** start Data excerpts **
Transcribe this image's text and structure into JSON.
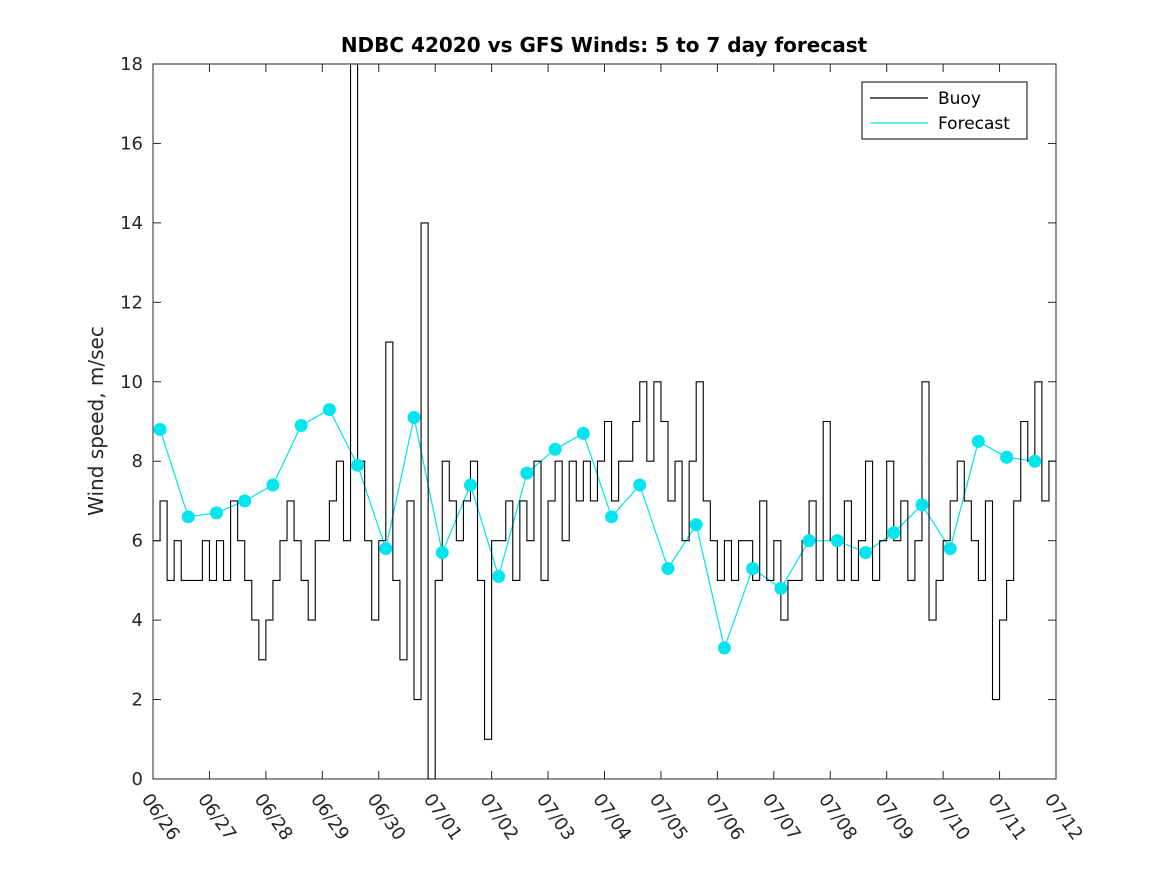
{
  "chart_data": {
    "type": "line",
    "title": "NDBC 42020 vs GFS Winds: 5 to 7 day forecast",
    "xlabel": "",
    "ylabel": "Wind speed, m/sec",
    "ylim": [
      0,
      18
    ],
    "yticks": [
      0,
      2,
      4,
      6,
      8,
      10,
      12,
      14,
      16,
      18
    ],
    "x_ticks": [
      "06/26",
      "06/27",
      "06/28",
      "06/29",
      "06/30",
      "07/01",
      "07/02",
      "07/03",
      "07/04",
      "07/05",
      "07/06",
      "07/07",
      "07/08",
      "07/09",
      "07/10",
      "07/11",
      "07/12"
    ],
    "legend": {
      "placement": "top-right",
      "entries": [
        "Buoy",
        "Forecast"
      ]
    },
    "colors": {
      "buoy": "#000000",
      "forecast": "#00e5ee"
    },
    "series": [
      {
        "name": "Buoy",
        "x": [
          "06/26 00:00",
          "06/26 03:00",
          "06/26 06:00",
          "06/26 09:00",
          "06/26 12:00",
          "06/26 15:00",
          "06/26 18:00",
          "06/26 21:00",
          "06/27 00:00",
          "06/27 03:00",
          "06/27 06:00",
          "06/27 09:00",
          "06/27 12:00",
          "06/27 15:00",
          "06/27 18:00",
          "06/27 21:00",
          "06/28 00:00",
          "06/28 03:00",
          "06/28 06:00",
          "06/28 09:00",
          "06/28 12:00",
          "06/28 15:00",
          "06/28 18:00",
          "06/28 21:00",
          "06/29 00:00",
          "06/29 03:00",
          "06/29 06:00",
          "06/29 09:00",
          "06/29 12:00",
          "06/29 15:00",
          "06/29 18:00",
          "06/29 21:00",
          "06/30 00:00",
          "06/30 03:00",
          "06/30 06:00",
          "06/30 09:00",
          "06/30 12:00",
          "06/30 15:00",
          "06/30 18:00",
          "06/30 21:00",
          "07/01 00:00",
          "07/01 03:00",
          "07/01 06:00",
          "07/01 09:00",
          "07/01 12:00",
          "07/01 15:00",
          "07/01 18:00",
          "07/01 21:00",
          "07/02 00:00",
          "07/02 03:00",
          "07/02 06:00",
          "07/02 09:00",
          "07/02 12:00",
          "07/02 15:00",
          "07/02 18:00",
          "07/02 21:00",
          "07/03 00:00",
          "07/03 03:00",
          "07/03 06:00",
          "07/03 09:00",
          "07/03 12:00",
          "07/03 15:00",
          "07/03 18:00",
          "07/03 21:00",
          "07/04 00:00",
          "07/04 03:00",
          "07/04 06:00",
          "07/04 09:00",
          "07/04 12:00",
          "07/04 15:00",
          "07/04 18:00",
          "07/04 21:00",
          "07/05 00:00",
          "07/05 03:00",
          "07/05 06:00",
          "07/05 09:00",
          "07/05 12:00",
          "07/05 15:00",
          "07/05 18:00",
          "07/05 21:00",
          "07/06 00:00",
          "07/06 03:00",
          "07/06 06:00",
          "07/06 09:00",
          "07/06 12:00",
          "07/06 15:00",
          "07/06 18:00",
          "07/06 21:00",
          "07/07 00:00",
          "07/07 03:00",
          "07/07 06:00",
          "07/07 09:00",
          "07/07 12:00",
          "07/07 15:00",
          "07/07 18:00",
          "07/07 21:00",
          "07/08 00:00",
          "07/08 03:00",
          "07/08 06:00",
          "07/08 09:00",
          "07/08 12:00",
          "07/08 15:00",
          "07/08 18:00",
          "07/08 21:00",
          "07/09 00:00",
          "07/09 03:00",
          "07/09 06:00",
          "07/09 09:00",
          "07/09 12:00",
          "07/09 15:00",
          "07/09 18:00",
          "07/09 21:00",
          "07/10 00:00",
          "07/10 03:00",
          "07/10 06:00",
          "07/10 09:00",
          "07/10 12:00",
          "07/10 15:00",
          "07/10 18:00",
          "07/10 21:00",
          "07/11 00:00",
          "07/11 03:00",
          "07/11 06:00",
          "07/11 09:00",
          "07/11 12:00",
          "07/11 15:00",
          "07/11 18:00",
          "07/11 21:00"
        ],
        "values": [
          6,
          7,
          5,
          6,
          5,
          5,
          5,
          6,
          5,
          6,
          5,
          7,
          6,
          5,
          4,
          3,
          4,
          5,
          6,
          7,
          6,
          5,
          4,
          6,
          6,
          7,
          8,
          6,
          18,
          8,
          6,
          4,
          6,
          11,
          5,
          3,
          7,
          2,
          14,
          0,
          5,
          8,
          7,
          6,
          7,
          8,
          5,
          1,
          6,
          6,
          7,
          5,
          7,
          6,
          8,
          5,
          7,
          8,
          6,
          8,
          7,
          8,
          7,
          8,
          9,
          7,
          8,
          8,
          9,
          10,
          8,
          10,
          9,
          7,
          8,
          6,
          8,
          10,
          7,
          6,
          5,
          6,
          5,
          6,
          6,
          5,
          7,
          5,
          6,
          4,
          5,
          5,
          6,
          7,
          5,
          9,
          6,
          5,
          7,
          5,
          6,
          8,
          5,
          6,
          8,
          6,
          7,
          5,
          6,
          10,
          4,
          5,
          6,
          7,
          8,
          7,
          6,
          5,
          7,
          2,
          4,
          5,
          7,
          9,
          8,
          10,
          7,
          8
        ]
      },
      {
        "name": "Forecast",
        "x": [
          "06/26 03:00",
          "06/26 15:00",
          "06/27 03:00",
          "06/27 15:00",
          "06/28 03:00",
          "06/28 15:00",
          "06/29 03:00",
          "06/29 15:00",
          "06/30 03:00",
          "06/30 15:00",
          "07/01 03:00",
          "07/01 15:00",
          "07/02 03:00",
          "07/02 15:00",
          "07/03 03:00",
          "07/03 15:00",
          "07/04 03:00",
          "07/04 15:00",
          "07/05 03:00",
          "07/05 15:00",
          "07/06 03:00",
          "07/06 15:00",
          "07/07 03:00",
          "07/07 15:00",
          "07/08 03:00",
          "07/08 15:00",
          "07/09 03:00",
          "07/09 15:00",
          "07/10 03:00",
          "07/10 15:00",
          "07/11 03:00",
          "07/11 15:00"
        ],
        "values": [
          8.8,
          6.6,
          6.7,
          7.0,
          7.4,
          8.9,
          9.3,
          7.9,
          5.8,
          9.1,
          5.7,
          7.4,
          5.1,
          7.7,
          8.3,
          8.7,
          6.6,
          7.4,
          5.3,
          6.4,
          3.3,
          5.3,
          4.8,
          6.0,
          6.0,
          5.7,
          6.2,
          6.9,
          5.8,
          8.5,
          8.1,
          8.0
        ]
      }
    ]
  }
}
** end Data excerpts **
Keep the pictures out of the copy and return the rest of the data above exactly.

- _The result_
Transcribe this image's text and structure into JSON.
{
  "chart_data": {
    "type": "line",
    "title": "NDBC 42020 vs GFS Winds: 5 to 7 day forecast",
    "xlabel": "",
    "ylabel": "Wind speed, m/sec",
    "ylim": [
      0,
      18
    ],
    "yticks": [
      0,
      2,
      4,
      6,
      8,
      10,
      12,
      14,
      16,
      18
    ],
    "x_ticks": [
      "06/26",
      "06/27",
      "06/28",
      "06/29",
      "06/30",
      "07/01",
      "07/02",
      "07/03",
      "07/04",
      "07/05",
      "07/06",
      "07/07",
      "07/08",
      "07/09",
      "07/10",
      "07/11",
      "07/12"
    ],
    "legend": {
      "placement": "top-right",
      "entries": [
        "Buoy",
        "Forecast"
      ]
    },
    "colors": {
      "buoy": "#000000",
      "forecast": "#00e5ee"
    },
    "series": [
      {
        "name": "Buoy",
        "x": [
          "06/26 00:00",
          "06/26 03:00",
          "06/26 06:00",
          "06/26 09:00",
          "06/26 12:00",
          "06/26 15:00",
          "06/26 18:00",
          "06/26 21:00",
          "06/27 00:00",
          "06/27 03:00",
          "06/27 06:00",
          "06/27 09:00",
          "06/27 12:00",
          "06/27 15:00",
          "06/27 18:00",
          "06/27 21:00",
          "06/28 00:00",
          "06/28 03:00",
          "06/28 06:00",
          "06/28 09:00",
          "06/28 12:00",
          "06/28 15:00",
          "06/28 18:00",
          "06/28 21:00",
          "06/29 00:00",
          "06/29 03:00",
          "06/29 06:00",
          "06/29 09:00",
          "06/29 12:00",
          "06/29 15:00",
          "06/29 18:00",
          "06/29 21:00",
          "06/30 00:00",
          "06/30 03:00",
          "06/30 06:00",
          "06/30 09:00",
          "06/30 12:00",
          "06/30 15:00",
          "06/30 18:00",
          "06/30 21:00",
          "07/01 00:00",
          "07/01 03:00",
          "07/01 06:00",
          "07/01 09:00",
          "07/01 12:00",
          "07/01 15:00",
          "07/01 18:00",
          "07/01 21:00",
          "07/02 00:00",
          "07/02 03:00",
          "07/02 06:00",
          "07/02 09:00",
          "07/02 12:00",
          "07/02 15:00",
          "07/02 18:00",
          "07/02 21:00",
          "07/03 00:00",
          "07/03 03:00",
          "07/03 06:00",
          "07/03 09:00",
          "07/03 12:00",
          "07/03 15:00",
          "07/03 18:00",
          "07/03 21:00",
          "07/04 00:00",
          "07/04 03:00",
          "07/04 06:00",
          "07/04 09:00",
          "07/04 12:00",
          "07/04 15:00",
          "07/04 18:00",
          "07/04 21:00",
          "07/05 00:00",
          "07/05 03:00",
          "07/05 06:00",
          "07/05 09:00",
          "07/05 12:00",
          "07/05 15:00",
          "07/05 18:00",
          "07/05 21:00",
          "07/06 00:00",
          "07/06 03:00",
          "07/06 06:00",
          "07/06 09:00",
          "07/06 12:00",
          "07/06 15:00",
          "07/06 18:00",
          "07/06 21:00",
          "07/07 00:00",
          "07/07 03:00",
          "07/07 06:00",
          "07/07 09:00",
          "07/07 12:00",
          "07/07 15:00",
          "07/07 18:00",
          "07/07 21:00",
          "07/08 00:00",
          "07/08 03:00",
          "07/08 06:00",
          "07/08 09:00",
          "07/08 12:00",
          "07/08 15:00",
          "07/08 18:00",
          "07/08 21:00",
          "07/09 00:00",
          "07/09 03:00",
          "07/09 06:00",
          "07/09 09:00",
          "07/09 12:00",
          "07/09 15:00",
          "07/09 18:00",
          "07/09 21:00",
          "07/10 00:00",
          "07/10 03:00",
          "07/10 06:00",
          "07/10 09:00",
          "07/10 12:00",
          "07/10 15:00",
          "07/10 18:00",
          "07/10 21:00",
          "07/11 00:00",
          "07/11 03:00",
          "07/11 06:00",
          "07/11 09:00",
          "07/11 12:00",
          "07/11 15:00",
          "07/11 18:00",
          "07/11 21:00"
        ],
        "values": [
          6,
          7,
          5,
          6,
          5,
          5,
          5,
          6,
          5,
          6,
          5,
          7,
          6,
          5,
          4,
          3,
          4,
          5,
          6,
          7,
          6,
          5,
          4,
          6,
          6,
          7,
          8,
          6,
          18,
          8,
          6,
          4,
          6,
          11,
          5,
          3,
          7,
          2,
          14,
          0,
          5,
          8,
          7,
          6,
          7,
          8,
          5,
          1,
          6,
          6,
          7,
          5,
          7,
          6,
          8,
          5,
          7,
          8,
          6,
          8,
          7,
          8,
          7,
          8,
          9,
          7,
          8,
          8,
          9,
          10,
          8,
          10,
          9,
          7,
          8,
          6,
          8,
          10,
          7,
          6,
          5,
          6,
          5,
          6,
          6,
          5,
          7,
          5,
          6,
          4,
          5,
          5,
          6,
          7,
          5,
          9,
          6,
          5,
          7,
          5,
          6,
          8,
          5,
          6,
          8,
          6,
          7,
          5,
          6,
          10,
          4,
          5,
          6,
          7,
          8,
          7,
          6,
          5,
          7,
          2,
          4,
          5,
          7,
          9,
          8,
          10,
          7,
          8
        ]
      },
      {
        "name": "Forecast",
        "x": [
          "06/26 03:00",
          "06/26 15:00",
          "06/27 03:00",
          "06/27 15:00",
          "06/28 03:00",
          "06/28 15:00",
          "06/29 03:00",
          "06/29 15:00",
          "06/30 03:00",
          "06/30 15:00",
          "07/01 03:00",
          "07/01 15:00",
          "07/02 03:00",
          "07/02 15:00",
          "07/03 03:00",
          "07/03 15:00",
          "07/04 03:00",
          "07/04 15:00",
          "07/05 03:00",
          "07/05 15:00",
          "07/06 03:00",
          "07/06 15:00",
          "07/07 03:00",
          "07/07 15:00",
          "07/08 03:00",
          "07/08 15:00",
          "07/09 03:00",
          "07/09 15:00",
          "07/10 03:00",
          "07/10 15:00",
          "07/11 03:00",
          "07/11 15:00"
        ],
        "values": [
          8.8,
          6.6,
          6.7,
          7.0,
          7.4,
          8.9,
          9.3,
          7.9,
          5.8,
          9.1,
          5.7,
          7.4,
          5.1,
          7.7,
          8.3,
          8.7,
          6.6,
          7.4,
          5.3,
          6.4,
          3.3,
          5.3,
          4.8,
          6.0,
          6.0,
          5.7,
          6.2,
          6.9,
          5.8,
          8.5,
          8.1,
          8.0
        ]
      }
    ]
  }
}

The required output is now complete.